### Figure record extracts
------------------------------------------------

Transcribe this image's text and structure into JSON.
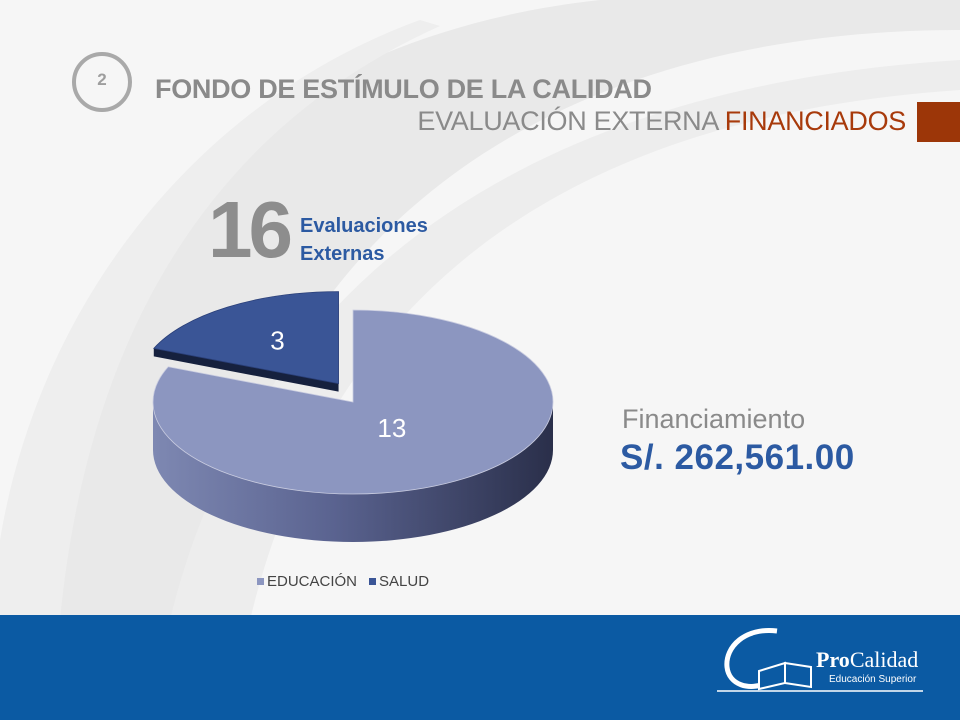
{
  "header": {
    "badge_number": "2",
    "title": "FONDO DE ESTÍMULO DE LA CALIDAD",
    "subtitle_prefix": "EVALUACIÓN EXTERNA",
    "subtitle_accent": "FINANCIADOS"
  },
  "summary": {
    "total": "16",
    "label_line1": "Evaluaciones",
    "label_line2": "Externas"
  },
  "financing": {
    "label": "Financiamiento",
    "amount": "S/. 262,561.00"
  },
  "chart_data": {
    "type": "pie",
    "categories": [
      "EDUCACIÓN",
      "SALUD"
    ],
    "values": [
      13,
      3
    ],
    "data_labels": [
      "13",
      "3"
    ],
    "exploded": true,
    "three_d": true,
    "legend": "bottom",
    "colors": {
      "EDUCACIÓN": "#8c96c0",
      "SALUD": "#3a5596"
    }
  },
  "legend": {
    "educacion": "EDUCACIÓN",
    "salud": "SALUD"
  },
  "footer": {
    "logo_name_bold": "Pro",
    "logo_name_rest": "Calidad",
    "logo_tagline": "Educación Superior"
  },
  "colors": {
    "accent_blue": "#2c5aa2",
    "accent_orange": "#9c3608",
    "footer_blue": "#0b5aa3",
    "gray_text": "#8a8a8a"
  }
}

------------------------------------------------

### The problem
All of the entries need to be transcribed word for word; pictures are left out.

### Output for this task
Transcribe this image's text and structure into JSON.
{
  "header": {
    "badge_number": "2",
    "title": "FONDO DE ESTÍMULO DE LA CALIDAD",
    "subtitle_prefix": "EVALUACIÓN EXTERNA",
    "subtitle_accent": "FINANCIADOS"
  },
  "summary": {
    "total": "16",
    "label_line1": "Evaluaciones",
    "label_line2": "Externas"
  },
  "financing": {
    "label": "Financiamiento",
    "amount": "S/. 262,561.00"
  },
  "chart_data": {
    "type": "pie",
    "categories": [
      "EDUCACIÓN",
      "SALUD"
    ],
    "values": [
      13,
      3
    ],
    "data_labels": [
      "13",
      "3"
    ],
    "exploded": true,
    "three_d": true,
    "legend": "bottom",
    "colors": {
      "EDUCACIÓN": "#8c96c0",
      "SALUD": "#3a5596"
    }
  },
  "legend": {
    "educacion": "EDUCACIÓN",
    "salud": "SALUD"
  },
  "footer": {
    "logo_name_bold": "Pro",
    "logo_name_rest": "Calidad",
    "logo_tagline": "Educación Superior"
  },
  "colors": {
    "accent_blue": "#2c5aa2",
    "accent_orange": "#9c3608",
    "footer_blue": "#0b5aa3",
    "gray_text": "#8a8a8a"
  }
}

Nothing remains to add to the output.